Collected data -
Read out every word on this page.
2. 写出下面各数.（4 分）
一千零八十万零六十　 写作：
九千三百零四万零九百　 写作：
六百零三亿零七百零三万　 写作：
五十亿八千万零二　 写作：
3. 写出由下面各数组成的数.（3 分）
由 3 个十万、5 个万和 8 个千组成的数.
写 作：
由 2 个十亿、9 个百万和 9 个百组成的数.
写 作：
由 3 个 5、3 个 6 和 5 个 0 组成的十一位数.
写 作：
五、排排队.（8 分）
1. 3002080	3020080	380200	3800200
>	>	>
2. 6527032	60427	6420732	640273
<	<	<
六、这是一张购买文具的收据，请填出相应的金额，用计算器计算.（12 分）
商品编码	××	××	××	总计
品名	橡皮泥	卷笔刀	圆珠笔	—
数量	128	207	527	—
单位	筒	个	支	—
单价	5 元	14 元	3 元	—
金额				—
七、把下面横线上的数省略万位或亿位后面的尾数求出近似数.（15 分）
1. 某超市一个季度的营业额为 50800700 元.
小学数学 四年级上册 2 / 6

Written exercise - The records above are to be repeated exactly, in their entirety.

Correct response -
Read out every word on this page.
2. 写出下面各数.（4 分）
一千零八十万零六十　 写作：
九千三百零四万零九百　 写作：
六百零三亿零七百零三万　 写作：
五十亿八千万零二　 写作：
3. 写出由下面各数组成的数.（3 分）
由 3 个十万、5 个万和 8 个千组成的数.
写 作：
由 2 个十亿、9 个百万和 9 个百组成的数.
写 作：
由 3 个 5、3 个 6 和 5 个 0 组成的十一位数.
写 作：
五、排排队.（8 分）
1. 3002080	3020080	380200	3800200
>	>	>
2. 6527032	60427	6420732	640273
<	<	<
六、这是一张购买文具的收据，请填出相应的金额，用计算器计算.（12 分）
商品编码	××	××	××	总计
品名	橡皮泥	卷笔刀	圆珠笔	—
数量	128	207	527	—
单位	筒	个	支	—
单价	5 元	14 元	3 元	—
金额				—
七、把下面横线上的数省略万位或亿位后面的尾数求出近似数.（15 分）
1. 某超市一个季度的营业额为 50800700 元.
小学数学 四年级上册 2 / 6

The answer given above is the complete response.